_WORK TO COMPLETE_: Only lines holding the string "this" are wanted; copy each one from the material.

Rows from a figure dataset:
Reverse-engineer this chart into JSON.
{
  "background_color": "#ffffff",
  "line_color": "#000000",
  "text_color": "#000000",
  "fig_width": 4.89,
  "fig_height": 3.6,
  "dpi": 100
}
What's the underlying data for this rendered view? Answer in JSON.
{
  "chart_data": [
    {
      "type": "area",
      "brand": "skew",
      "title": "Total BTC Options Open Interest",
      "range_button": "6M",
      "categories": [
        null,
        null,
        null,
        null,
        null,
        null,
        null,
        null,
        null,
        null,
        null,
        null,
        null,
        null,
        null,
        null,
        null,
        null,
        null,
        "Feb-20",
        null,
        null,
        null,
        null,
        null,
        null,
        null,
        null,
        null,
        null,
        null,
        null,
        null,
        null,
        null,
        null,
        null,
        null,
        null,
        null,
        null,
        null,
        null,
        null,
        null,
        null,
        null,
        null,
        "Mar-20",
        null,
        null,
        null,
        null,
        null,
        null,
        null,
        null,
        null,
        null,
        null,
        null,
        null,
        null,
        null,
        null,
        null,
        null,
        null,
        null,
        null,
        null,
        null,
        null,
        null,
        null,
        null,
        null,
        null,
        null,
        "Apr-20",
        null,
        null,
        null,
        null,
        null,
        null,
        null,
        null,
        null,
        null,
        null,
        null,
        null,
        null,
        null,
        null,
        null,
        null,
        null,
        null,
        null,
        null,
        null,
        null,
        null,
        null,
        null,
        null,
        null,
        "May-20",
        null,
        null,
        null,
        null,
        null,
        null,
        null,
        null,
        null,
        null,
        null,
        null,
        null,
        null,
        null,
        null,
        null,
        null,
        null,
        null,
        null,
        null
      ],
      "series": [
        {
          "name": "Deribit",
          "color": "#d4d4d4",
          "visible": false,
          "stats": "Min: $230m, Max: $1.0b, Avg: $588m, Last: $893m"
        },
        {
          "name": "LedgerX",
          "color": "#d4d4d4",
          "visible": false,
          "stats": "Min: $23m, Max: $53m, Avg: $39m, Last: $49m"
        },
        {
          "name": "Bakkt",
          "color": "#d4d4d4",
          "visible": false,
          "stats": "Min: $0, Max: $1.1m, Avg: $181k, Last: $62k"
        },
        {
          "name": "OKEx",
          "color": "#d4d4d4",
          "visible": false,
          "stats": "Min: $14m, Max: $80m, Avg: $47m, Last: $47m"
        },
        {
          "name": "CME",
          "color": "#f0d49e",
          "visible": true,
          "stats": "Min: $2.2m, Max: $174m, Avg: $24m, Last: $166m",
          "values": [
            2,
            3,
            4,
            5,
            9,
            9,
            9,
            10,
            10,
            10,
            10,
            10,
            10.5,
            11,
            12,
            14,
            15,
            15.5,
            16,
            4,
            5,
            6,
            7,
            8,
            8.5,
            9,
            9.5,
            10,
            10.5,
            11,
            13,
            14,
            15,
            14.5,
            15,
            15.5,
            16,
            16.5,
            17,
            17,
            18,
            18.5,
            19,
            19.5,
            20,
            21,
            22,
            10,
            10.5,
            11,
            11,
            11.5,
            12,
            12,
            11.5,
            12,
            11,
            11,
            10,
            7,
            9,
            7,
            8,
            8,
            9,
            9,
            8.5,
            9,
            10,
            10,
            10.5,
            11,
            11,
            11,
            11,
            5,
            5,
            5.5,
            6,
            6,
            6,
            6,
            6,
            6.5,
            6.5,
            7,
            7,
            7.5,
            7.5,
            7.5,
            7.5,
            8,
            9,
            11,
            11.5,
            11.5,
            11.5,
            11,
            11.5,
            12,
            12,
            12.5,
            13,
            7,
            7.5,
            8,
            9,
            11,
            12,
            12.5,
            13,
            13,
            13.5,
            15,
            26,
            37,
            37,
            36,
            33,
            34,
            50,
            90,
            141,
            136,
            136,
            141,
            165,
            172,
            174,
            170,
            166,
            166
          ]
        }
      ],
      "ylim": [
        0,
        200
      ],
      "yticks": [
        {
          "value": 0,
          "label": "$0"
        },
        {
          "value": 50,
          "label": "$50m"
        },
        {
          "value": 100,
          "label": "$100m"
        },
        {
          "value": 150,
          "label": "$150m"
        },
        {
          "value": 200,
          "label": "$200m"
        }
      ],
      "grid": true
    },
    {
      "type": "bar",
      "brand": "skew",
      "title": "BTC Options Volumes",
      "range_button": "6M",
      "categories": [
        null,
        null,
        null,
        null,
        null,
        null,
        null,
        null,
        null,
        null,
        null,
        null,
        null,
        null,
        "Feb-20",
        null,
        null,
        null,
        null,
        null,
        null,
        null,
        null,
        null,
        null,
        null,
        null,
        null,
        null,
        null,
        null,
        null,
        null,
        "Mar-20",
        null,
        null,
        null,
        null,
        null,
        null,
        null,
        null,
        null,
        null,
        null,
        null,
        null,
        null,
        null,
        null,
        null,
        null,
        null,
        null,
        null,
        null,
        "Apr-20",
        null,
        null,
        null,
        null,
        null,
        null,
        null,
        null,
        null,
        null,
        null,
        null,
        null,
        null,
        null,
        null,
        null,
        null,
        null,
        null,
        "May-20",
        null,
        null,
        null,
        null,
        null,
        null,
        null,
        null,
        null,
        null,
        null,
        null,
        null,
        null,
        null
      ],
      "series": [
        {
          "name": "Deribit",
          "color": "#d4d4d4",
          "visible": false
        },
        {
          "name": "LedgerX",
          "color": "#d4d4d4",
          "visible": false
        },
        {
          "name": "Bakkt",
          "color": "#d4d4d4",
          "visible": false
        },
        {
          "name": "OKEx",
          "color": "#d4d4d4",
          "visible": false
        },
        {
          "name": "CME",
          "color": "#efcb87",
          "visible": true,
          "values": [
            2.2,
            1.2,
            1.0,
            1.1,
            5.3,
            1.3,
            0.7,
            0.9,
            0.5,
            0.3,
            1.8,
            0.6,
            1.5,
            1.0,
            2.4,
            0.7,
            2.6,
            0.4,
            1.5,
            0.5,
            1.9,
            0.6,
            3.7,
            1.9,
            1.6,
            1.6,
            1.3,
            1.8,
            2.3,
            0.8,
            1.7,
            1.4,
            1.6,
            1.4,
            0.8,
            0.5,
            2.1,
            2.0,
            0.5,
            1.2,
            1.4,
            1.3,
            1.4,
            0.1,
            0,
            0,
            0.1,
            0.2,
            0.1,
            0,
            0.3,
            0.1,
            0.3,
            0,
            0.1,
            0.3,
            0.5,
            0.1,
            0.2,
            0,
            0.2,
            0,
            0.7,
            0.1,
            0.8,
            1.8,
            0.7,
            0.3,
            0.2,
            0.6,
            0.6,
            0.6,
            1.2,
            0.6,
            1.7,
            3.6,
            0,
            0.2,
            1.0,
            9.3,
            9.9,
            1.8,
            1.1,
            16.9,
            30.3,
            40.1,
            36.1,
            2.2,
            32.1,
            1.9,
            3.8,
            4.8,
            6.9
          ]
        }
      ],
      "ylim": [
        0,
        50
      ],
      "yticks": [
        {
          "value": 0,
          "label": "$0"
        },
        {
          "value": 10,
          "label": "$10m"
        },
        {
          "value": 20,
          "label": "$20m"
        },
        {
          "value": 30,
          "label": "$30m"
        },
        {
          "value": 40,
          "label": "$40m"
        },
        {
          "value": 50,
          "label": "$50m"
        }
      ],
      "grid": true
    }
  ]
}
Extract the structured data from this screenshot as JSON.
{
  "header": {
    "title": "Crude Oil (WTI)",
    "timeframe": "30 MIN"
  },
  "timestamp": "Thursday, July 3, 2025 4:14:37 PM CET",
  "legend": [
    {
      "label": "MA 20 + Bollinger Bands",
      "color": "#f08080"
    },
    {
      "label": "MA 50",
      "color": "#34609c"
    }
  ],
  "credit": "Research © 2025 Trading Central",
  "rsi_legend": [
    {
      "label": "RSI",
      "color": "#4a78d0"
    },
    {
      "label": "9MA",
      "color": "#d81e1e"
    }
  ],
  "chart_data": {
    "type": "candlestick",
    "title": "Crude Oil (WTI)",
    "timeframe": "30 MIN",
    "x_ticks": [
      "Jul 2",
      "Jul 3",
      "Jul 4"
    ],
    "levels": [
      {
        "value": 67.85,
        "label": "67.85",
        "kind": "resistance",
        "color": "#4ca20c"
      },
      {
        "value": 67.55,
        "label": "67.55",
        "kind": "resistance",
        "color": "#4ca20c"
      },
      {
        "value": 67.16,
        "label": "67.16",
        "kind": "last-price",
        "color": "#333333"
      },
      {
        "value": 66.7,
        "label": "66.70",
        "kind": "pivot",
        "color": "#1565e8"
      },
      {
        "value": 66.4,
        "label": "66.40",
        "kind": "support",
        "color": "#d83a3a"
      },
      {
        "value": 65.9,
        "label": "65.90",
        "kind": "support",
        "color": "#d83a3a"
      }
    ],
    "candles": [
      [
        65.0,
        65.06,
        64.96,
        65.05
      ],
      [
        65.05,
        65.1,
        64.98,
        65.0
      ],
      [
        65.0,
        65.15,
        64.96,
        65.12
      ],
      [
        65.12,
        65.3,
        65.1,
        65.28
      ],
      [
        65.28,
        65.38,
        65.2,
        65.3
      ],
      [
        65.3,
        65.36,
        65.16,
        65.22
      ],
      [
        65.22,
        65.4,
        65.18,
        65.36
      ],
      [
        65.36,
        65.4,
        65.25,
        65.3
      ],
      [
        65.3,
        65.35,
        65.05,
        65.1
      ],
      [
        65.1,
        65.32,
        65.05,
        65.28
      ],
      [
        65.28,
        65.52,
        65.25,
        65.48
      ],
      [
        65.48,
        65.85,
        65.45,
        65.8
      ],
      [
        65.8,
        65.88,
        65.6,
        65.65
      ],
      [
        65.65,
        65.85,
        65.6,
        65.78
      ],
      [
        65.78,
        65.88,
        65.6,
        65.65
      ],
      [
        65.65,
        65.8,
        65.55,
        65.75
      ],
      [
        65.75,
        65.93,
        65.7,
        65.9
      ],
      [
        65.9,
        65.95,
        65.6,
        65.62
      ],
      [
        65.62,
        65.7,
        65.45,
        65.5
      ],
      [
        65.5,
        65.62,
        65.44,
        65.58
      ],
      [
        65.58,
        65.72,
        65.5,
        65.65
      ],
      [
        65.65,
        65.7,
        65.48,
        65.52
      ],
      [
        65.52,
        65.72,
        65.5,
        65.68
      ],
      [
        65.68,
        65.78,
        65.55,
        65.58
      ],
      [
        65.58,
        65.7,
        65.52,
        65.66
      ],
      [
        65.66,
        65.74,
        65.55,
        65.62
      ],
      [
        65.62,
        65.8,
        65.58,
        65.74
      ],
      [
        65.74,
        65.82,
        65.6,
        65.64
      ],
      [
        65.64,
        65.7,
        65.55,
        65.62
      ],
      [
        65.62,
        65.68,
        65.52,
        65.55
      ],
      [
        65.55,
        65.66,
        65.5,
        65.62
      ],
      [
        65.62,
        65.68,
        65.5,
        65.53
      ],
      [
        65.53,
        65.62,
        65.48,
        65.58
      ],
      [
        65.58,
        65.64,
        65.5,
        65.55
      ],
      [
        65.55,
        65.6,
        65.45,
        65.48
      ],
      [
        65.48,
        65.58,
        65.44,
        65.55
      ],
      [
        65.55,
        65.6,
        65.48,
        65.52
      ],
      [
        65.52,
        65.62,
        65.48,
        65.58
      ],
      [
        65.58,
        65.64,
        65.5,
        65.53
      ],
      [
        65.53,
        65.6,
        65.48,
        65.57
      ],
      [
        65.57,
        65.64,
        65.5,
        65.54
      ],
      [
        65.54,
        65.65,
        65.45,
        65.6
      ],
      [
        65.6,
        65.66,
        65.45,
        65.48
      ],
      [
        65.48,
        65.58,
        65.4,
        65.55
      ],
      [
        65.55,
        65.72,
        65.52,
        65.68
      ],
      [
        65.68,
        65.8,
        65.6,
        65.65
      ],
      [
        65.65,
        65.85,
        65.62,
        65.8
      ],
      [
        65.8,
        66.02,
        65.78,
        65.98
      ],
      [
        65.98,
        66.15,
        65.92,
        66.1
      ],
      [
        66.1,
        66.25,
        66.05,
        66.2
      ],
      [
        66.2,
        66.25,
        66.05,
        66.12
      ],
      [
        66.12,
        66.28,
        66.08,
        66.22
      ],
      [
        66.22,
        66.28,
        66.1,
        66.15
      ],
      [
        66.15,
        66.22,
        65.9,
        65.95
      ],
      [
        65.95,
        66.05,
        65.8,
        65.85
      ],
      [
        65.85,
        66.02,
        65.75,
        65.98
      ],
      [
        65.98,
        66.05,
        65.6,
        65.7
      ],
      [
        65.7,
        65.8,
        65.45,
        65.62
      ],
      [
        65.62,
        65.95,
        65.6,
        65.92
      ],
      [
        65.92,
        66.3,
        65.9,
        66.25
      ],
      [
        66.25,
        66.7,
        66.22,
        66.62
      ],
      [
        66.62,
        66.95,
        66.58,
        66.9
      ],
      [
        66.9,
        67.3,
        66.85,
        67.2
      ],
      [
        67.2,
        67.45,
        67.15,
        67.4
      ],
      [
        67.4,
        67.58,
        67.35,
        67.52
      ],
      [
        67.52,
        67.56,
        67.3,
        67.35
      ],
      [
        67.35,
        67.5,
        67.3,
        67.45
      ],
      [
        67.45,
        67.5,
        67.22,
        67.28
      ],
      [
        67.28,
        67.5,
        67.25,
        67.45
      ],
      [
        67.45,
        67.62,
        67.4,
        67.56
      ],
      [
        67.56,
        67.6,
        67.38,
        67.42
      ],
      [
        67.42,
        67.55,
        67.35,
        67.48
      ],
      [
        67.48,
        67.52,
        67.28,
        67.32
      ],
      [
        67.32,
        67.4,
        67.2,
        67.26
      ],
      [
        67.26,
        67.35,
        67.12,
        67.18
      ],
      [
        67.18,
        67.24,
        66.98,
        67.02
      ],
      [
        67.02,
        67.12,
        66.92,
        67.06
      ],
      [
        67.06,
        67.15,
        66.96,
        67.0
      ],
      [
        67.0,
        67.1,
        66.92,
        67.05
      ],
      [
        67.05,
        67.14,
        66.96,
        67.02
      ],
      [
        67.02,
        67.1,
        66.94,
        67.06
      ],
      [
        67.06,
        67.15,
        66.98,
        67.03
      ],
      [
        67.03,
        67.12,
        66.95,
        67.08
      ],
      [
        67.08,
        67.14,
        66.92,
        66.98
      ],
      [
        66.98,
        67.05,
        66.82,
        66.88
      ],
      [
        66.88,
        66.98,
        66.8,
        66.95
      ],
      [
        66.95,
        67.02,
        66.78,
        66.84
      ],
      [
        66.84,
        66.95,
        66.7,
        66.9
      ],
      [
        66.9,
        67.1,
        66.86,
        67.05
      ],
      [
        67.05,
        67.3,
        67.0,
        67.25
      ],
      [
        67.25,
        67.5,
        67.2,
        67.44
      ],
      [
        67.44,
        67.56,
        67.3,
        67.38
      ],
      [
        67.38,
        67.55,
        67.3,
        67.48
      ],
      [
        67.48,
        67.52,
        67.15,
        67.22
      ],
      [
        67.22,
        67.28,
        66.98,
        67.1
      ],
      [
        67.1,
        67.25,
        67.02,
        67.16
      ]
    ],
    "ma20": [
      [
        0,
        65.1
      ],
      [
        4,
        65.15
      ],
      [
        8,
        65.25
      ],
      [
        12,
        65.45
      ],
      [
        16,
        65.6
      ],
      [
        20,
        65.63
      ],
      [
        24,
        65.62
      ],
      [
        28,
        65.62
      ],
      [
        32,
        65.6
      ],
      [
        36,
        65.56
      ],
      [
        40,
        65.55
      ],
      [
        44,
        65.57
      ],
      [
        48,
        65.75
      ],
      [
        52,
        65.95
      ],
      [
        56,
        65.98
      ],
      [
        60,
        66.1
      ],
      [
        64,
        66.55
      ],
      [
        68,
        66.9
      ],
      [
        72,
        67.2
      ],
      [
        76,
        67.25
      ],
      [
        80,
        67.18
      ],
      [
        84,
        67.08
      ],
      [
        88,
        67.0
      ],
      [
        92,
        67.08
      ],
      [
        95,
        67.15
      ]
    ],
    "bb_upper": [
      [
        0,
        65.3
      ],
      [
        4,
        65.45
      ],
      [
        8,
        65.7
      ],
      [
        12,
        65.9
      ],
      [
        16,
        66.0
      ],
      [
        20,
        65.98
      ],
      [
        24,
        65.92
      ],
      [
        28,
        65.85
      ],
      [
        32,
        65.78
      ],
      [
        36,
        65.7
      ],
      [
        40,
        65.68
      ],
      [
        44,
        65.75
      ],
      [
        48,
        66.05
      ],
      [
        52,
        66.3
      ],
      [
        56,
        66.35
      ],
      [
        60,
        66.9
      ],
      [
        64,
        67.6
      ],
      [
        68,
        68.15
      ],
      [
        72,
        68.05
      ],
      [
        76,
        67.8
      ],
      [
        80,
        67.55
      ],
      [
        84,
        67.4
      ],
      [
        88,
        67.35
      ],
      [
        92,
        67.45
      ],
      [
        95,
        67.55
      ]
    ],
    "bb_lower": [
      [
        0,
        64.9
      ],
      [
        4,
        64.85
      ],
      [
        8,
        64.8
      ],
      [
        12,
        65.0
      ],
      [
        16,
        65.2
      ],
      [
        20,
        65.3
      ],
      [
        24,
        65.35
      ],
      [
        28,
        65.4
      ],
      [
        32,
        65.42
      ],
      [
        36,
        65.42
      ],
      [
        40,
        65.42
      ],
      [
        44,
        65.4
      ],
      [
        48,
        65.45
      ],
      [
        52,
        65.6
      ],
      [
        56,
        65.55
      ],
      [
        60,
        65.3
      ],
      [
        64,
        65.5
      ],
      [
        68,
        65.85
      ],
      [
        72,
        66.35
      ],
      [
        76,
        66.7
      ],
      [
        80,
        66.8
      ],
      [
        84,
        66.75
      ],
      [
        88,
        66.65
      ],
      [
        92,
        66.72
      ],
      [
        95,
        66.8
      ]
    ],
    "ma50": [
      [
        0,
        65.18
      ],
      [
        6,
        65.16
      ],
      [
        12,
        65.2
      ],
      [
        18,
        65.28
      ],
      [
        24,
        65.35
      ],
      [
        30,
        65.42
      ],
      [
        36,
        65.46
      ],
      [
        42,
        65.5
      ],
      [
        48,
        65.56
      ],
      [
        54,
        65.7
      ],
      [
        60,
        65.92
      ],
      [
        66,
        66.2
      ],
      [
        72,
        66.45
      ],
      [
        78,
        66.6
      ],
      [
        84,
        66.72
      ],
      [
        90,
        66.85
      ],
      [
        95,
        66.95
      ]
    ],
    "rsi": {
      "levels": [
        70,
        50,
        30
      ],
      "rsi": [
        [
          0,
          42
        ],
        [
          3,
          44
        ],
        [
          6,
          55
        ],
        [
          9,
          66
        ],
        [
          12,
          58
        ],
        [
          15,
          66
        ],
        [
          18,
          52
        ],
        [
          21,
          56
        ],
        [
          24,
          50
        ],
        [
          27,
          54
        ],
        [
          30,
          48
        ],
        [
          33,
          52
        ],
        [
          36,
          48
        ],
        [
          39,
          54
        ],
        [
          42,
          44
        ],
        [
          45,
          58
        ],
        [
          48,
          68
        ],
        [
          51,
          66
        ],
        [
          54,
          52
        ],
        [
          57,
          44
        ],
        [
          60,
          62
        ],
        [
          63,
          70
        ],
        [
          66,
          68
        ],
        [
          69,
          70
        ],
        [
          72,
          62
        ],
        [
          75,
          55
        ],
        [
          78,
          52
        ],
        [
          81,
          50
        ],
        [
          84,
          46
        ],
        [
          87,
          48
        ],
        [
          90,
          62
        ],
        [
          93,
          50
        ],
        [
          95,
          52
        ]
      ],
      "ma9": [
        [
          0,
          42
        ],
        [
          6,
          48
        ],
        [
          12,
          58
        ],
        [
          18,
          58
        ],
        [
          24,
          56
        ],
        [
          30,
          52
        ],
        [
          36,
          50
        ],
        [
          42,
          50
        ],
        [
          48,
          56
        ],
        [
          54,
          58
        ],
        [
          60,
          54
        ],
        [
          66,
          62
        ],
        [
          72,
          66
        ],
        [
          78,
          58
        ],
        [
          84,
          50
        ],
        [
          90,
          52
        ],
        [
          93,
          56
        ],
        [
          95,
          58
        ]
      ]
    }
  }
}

_ANSWER TO THE EXERCISE_:
Reverse-engineer this chart into JSON.
What's the underlying data for this rendered view? Answer in JSON.
Extract the structured data from this screenshot as JSON.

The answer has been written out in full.